--- BEGIN ITEMS ---

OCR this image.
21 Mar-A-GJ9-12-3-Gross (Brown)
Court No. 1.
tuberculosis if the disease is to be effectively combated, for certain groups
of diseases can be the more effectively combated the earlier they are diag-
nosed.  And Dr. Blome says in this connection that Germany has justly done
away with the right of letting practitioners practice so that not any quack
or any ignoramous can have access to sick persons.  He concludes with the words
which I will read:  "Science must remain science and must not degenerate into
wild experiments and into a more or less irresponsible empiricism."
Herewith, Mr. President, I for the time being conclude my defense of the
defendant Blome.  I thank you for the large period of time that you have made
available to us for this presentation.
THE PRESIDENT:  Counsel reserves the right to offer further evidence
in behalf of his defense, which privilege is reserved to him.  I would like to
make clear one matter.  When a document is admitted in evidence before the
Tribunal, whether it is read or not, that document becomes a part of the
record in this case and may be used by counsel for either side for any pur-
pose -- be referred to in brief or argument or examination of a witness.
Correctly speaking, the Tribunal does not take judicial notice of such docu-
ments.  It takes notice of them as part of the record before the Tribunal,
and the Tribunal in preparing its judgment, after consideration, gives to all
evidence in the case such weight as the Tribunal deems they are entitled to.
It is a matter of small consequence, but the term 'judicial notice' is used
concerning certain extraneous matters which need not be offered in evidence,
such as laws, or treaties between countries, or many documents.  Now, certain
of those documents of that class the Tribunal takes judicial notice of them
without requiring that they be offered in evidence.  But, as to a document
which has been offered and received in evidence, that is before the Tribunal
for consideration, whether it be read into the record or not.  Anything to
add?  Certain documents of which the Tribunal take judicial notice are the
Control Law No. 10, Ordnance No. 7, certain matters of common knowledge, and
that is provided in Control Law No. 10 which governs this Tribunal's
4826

--- END ITEMS ---

OBJECTIVE:
Reproduce each entry exactly, leaving out nothing.

REPLY TO THE EXERCISE:
OCR this image.
21 Mar-A-GJ9-12-3-Gross (Brown)
Court No. 1.
tuberculosis if the disease is to be effectively combated, for certain groups
of diseases can be the more effectively combated the earlier they are diag-
nosed.  And Dr. Blome says in this connection that Germany has justly done
away with the right of letting practitioners practice so that not any quack
or any ignoramous can have access to sick persons.  He concludes with the words
which I will read:  "Science must remain science and must not degenerate into
wild experiments and into a more or less irresponsible empiricism."
Herewith, Mr. President, I for the time being conclude my defense of the
defendant Blome.  I thank you for the large period of time that you have made
available to us for this presentation.
THE PRESIDENT:  Counsel reserves the right to offer further evidence
in behalf of his defense, which privilege is reserved to him.  I would like to
make clear one matter.  When a document is admitted in evidence before the
Tribunal, whether it is read or not, that document becomes a part of the
record in this case and may be used by counsel for either side for any pur-
pose -- be referred to in brief or argument or examination of a witness.
Correctly speaking, the Tribunal does not take judicial notice of such docu-
ments.  It takes notice of them as part of the record before the Tribunal,
and the Tribunal in preparing its judgment, after consideration, gives to all
evidence in the case such weight as the Tribunal deems they are entitled to.
It is a matter of small consequence, but the term 'judicial notice' is used
concerning certain extraneous matters which need not be offered in evidence,
such as laws, or treaties between countries, or many documents.  Now, certain
of those documents of that class the Tribunal takes judicial notice of them
without requiring that they be offered in evidence.  But, as to a document
which has been offered and received in evidence, that is before the Tribunal
for consideration, whether it be read into the record or not.  Anything to
add?  Certain documents of which the Tribunal take judicial notice are the
Control Law No. 10, Ordnance No. 7, certain matters of common knowledge, and
that is provided in Control Law No. 10 which governs this Tribunal's
4826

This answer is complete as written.